[begin Records to use]
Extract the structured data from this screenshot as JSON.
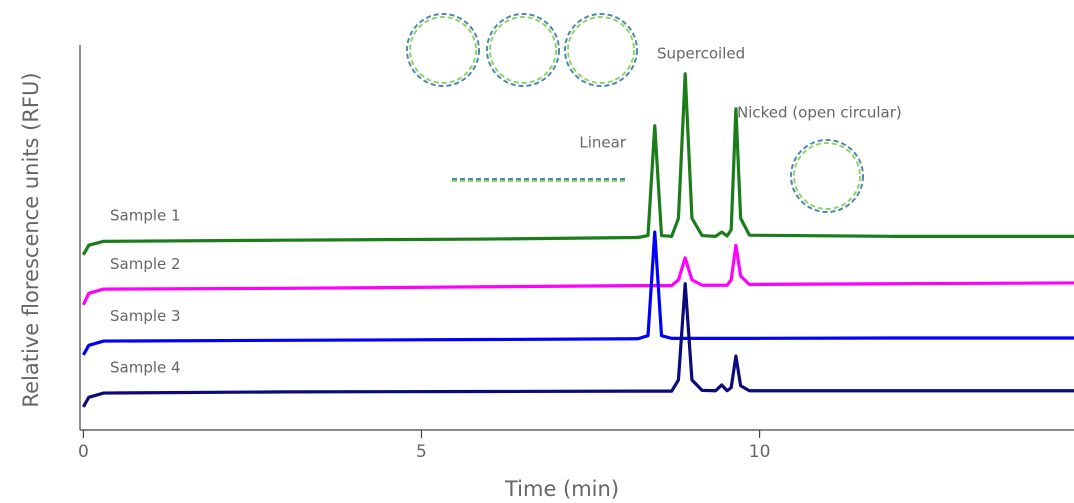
{
  "chart_data": {
    "type": "line",
    "x_label": "Time (min)",
    "y_label": "Relative florescence units (RFU)",
    "annotations": [
      "Supercoiled",
      "Linear",
      "Nicked (open circular)"
    ],
    "x": [
      0,
      0.08,
      0.3,
      3,
      6,
      8.2,
      8.35,
      8.45,
      8.55,
      8.7,
      8.8,
      8.9,
      9.0,
      9.15,
      9.35,
      9.44,
      9.52,
      9.58,
      9.65,
      9.72,
      9.85,
      12,
      14.65
    ],
    "xlim": [
      -0.05,
      14.65
    ],
    "xticks": [
      0,
      5,
      10
    ],
    "ylim": [
      0,
      100
    ],
    "series": [
      {
        "name": "Sample 1",
        "color": "#1a7d1a",
        "values": [
          45.5,
          48,
          49,
          49.3,
          49.6,
          50,
          50.5,
          79,
          50.5,
          50.3,
          55,
          92.5,
          55,
          50.5,
          50.3,
          51.4,
          50.4,
          52,
          83.4,
          55,
          50.6,
          50.3,
          50.3
        ]
      },
      {
        "name": "Sample 2",
        "color": "#ff00ff",
        "values": [
          32.5,
          35.5,
          36.6,
          36.8,
          37.2,
          37.5,
          37.5,
          37.5,
          37.5,
          37.5,
          39,
          44.7,
          39,
          37.6,
          37.6,
          37.6,
          37.6,
          39,
          48,
          40,
          37.8,
          38,
          38.2
        ]
      },
      {
        "name": "Sample 3",
        "color": "#0000ff",
        "values": [
          19.5,
          22,
          23.1,
          23.3,
          23.5,
          23.7,
          24.5,
          51.4,
          24.5,
          23.8,
          23.8,
          23.8,
          23.8,
          23.8,
          23.8,
          23.8,
          23.8,
          23.8,
          23.8,
          23.8,
          23.8,
          23.9,
          23.9
        ]
      },
      {
        "name": "Sample 4",
        "color": "#0a0a7a",
        "values": [
          6,
          8.5,
          9.6,
          9.9,
          10,
          10.1,
          10.1,
          10.1,
          10.1,
          10.1,
          13,
          38,
          13,
          10.3,
          10.2,
          11.7,
          10.2,
          11,
          19.2,
          11.5,
          10.2,
          10.2,
          10.2
        ]
      }
    ]
  }
}
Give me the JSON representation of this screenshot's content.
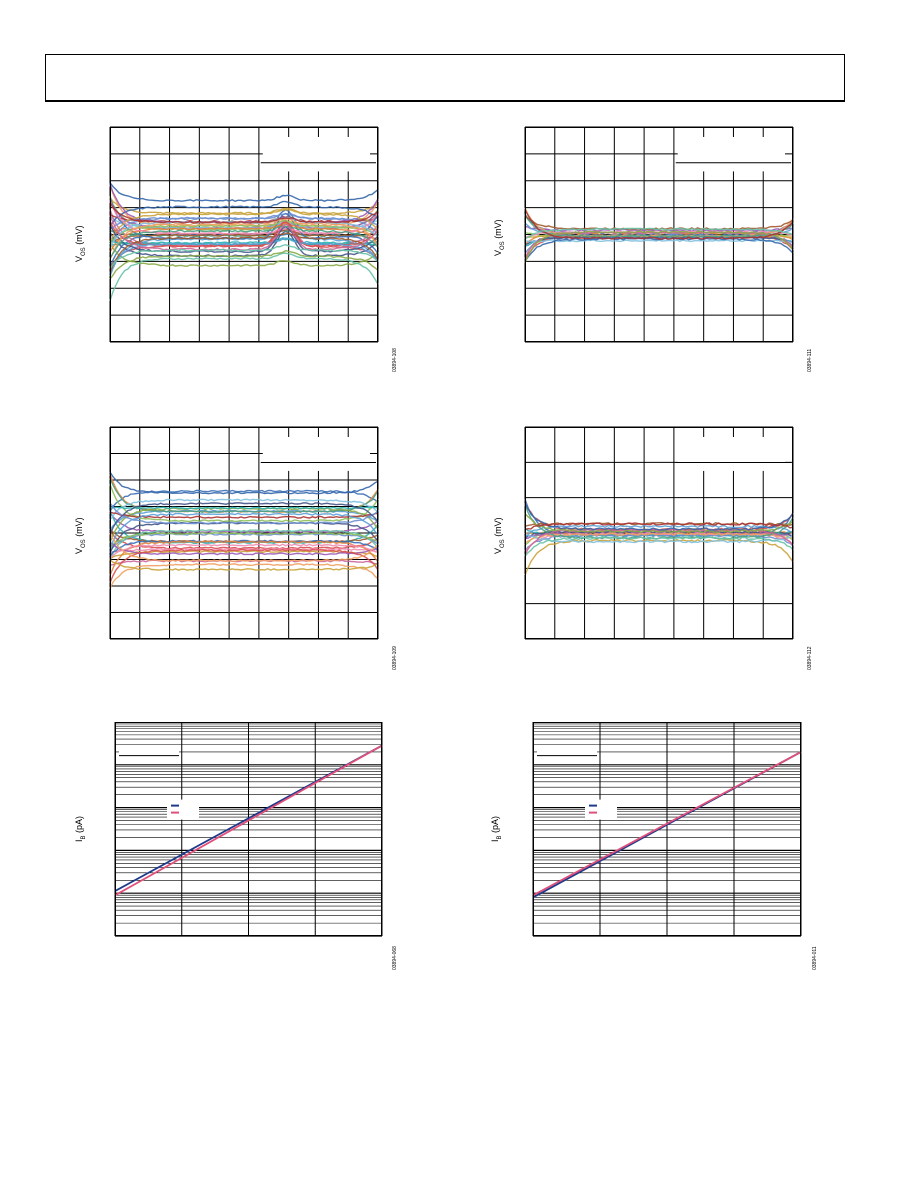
{
  "charts": [
    {
      "id": "c1",
      "ylabel_main": "V",
      "ylabel_sub": "OS",
      "ylabel_unit": " (mV)",
      "fignum": "03894-108"
    },
    {
      "id": "c2",
      "ylabel_main": "V",
      "ylabel_sub": "OS",
      "ylabel_unit": " (mV)",
      "fignum": "03894-111"
    },
    {
      "id": "c3",
      "ylabel_main": "V",
      "ylabel_sub": "OS",
      "ylabel_unit": " (mV)",
      "fignum": "03894-109"
    },
    {
      "id": "c4",
      "ylabel_main": "V",
      "ylabel_sub": "OS",
      "ylabel_unit": " (mV)",
      "fignum": "03894-112"
    },
    {
      "id": "c5",
      "ylabel_main": "I",
      "ylabel_sub": "B",
      "ylabel_unit": " (pA)",
      "fignum": "03894-068"
    },
    {
      "id": "c6",
      "ylabel_main": "I",
      "ylabel_sub": "B",
      "ylabel_unit": " (pA)",
      "fignum": "03894-011"
    }
  ],
  "chart_data": [
    {
      "type": "line",
      "title": "",
      "xlabel": "",
      "ylabel": "VOS (mV)",
      "grid": true,
      "xlim": [
        0,
        9
      ],
      "ylim": [
        -4,
        4
      ],
      "legend": "top-right box (blank)",
      "series_style": "many overlaid multicolored sample traces",
      "series_center": [
        0.0,
        0.1,
        0.2,
        0.3,
        -0.4,
        -0.3,
        0.5,
        0.6,
        -0.2,
        0.15,
        -0.6,
        0.25,
        0.05,
        -0.15,
        0.35,
        -0.5,
        1.0,
        -1.0,
        0.45,
        -0.8
      ],
      "edge_deviation": 1.6,
      "bump": {
        "x": 5.9,
        "height": 0.9
      }
    },
    {
      "type": "line",
      "title": "",
      "xlabel": "",
      "ylabel": "VOS (mV)",
      "grid": true,
      "xlim": [
        0,
        9
      ],
      "ylim": [
        -4,
        4
      ],
      "legend": "top-right box (blank)",
      "series_style": "many overlaid traces tightly clustered",
      "series_center": [
        0.0,
        0.05,
        -0.05,
        0.1,
        -0.1,
        0.08,
        -0.08,
        0.02,
        -0.02,
        0.12
      ],
      "edge_deviation": 1.2
    },
    {
      "type": "line",
      "title": "",
      "xlabel": "",
      "ylabel": "VOS (mV)",
      "grid": true,
      "xlim": [
        0,
        9
      ],
      "ylim": [
        -4,
        4
      ],
      "legend": "top-right box (blank)",
      "series_style": "many overlaid multicolored sample traces",
      "series_center": [
        1.5,
        0.8,
        0.5,
        0.2,
        -0.2,
        -0.4,
        0.1,
        -0.8,
        0.9,
        -0.6,
        0.3,
        -1.1,
        0.6,
        -0.3,
        1.0,
        -0.9
      ],
      "edge_deviation": 1.4
    },
    {
      "type": "line",
      "title": "",
      "xlabel": "",
      "ylabel": "VOS (mV)",
      "grid": true,
      "xlim": [
        0,
        9
      ],
      "ylim": [
        -3,
        3
      ],
      "legend": "top-right box (blank)",
      "series_style": "many overlaid traces tightly clustered",
      "series_center": [
        0.1,
        0.05,
        -0.05,
        0.15,
        -0.1,
        0.0,
        0.08,
        -0.08,
        0.12,
        -0.02
      ],
      "edge_deviation": 1.0
    },
    {
      "type": "line",
      "title": "",
      "xlabel": "",
      "ylabel": "IB (pA)",
      "grid": true,
      "yscale": "log",
      "xlim": [
        0,
        4
      ],
      "ylim_decades": 5,
      "legend": "left, two entries (dark blue, red)",
      "series": [
        {
          "color": "#1f3a8a",
          "y_start_decade": 1.05,
          "y_end_decade": 4.45
        },
        {
          "color": "#e0507a",
          "y_start_decade": 0.95,
          "y_end_decade": 4.45
        }
      ]
    },
    {
      "type": "line",
      "title": "",
      "xlabel": "",
      "ylabel": "IB (pA)",
      "grid": true,
      "yscale": "log",
      "xlim": [
        0,
        4
      ],
      "ylim_decades": 5,
      "legend": "left, two entries (dark blue, red)",
      "series": [
        {
          "color": "#1f3a8a",
          "y_start_decade": 0.9,
          "y_end_decade": 4.3
        },
        {
          "color": "#e0507a",
          "y_start_decade": 0.95,
          "y_end_decade": 4.3
        }
      ]
    }
  ],
  "colors": {
    "palette": [
      "#3b6fb6",
      "#e8823a",
      "#8cbf5a",
      "#9b59b6",
      "#2ab0b0",
      "#d94f4f",
      "#6b8fcf",
      "#c9a33a",
      "#5aa0d8",
      "#f08bb0",
      "#445588",
      "#f0a060",
      "#4aa080",
      "#a05a2c",
      "#7fc0e0",
      "#cc6699",
      "#3366aa",
      "#88aa44",
      "#aa3333",
      "#66c2a5"
    ]
  }
}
[end Records to use]
- **Work instructions**
Track down every line holding the string "name" and copy it.

- **Finished exercise**
        "name": "Sample 1",
        "name": "Sample 2",
        "name": "Sample 3",
        "name": "Sample 4",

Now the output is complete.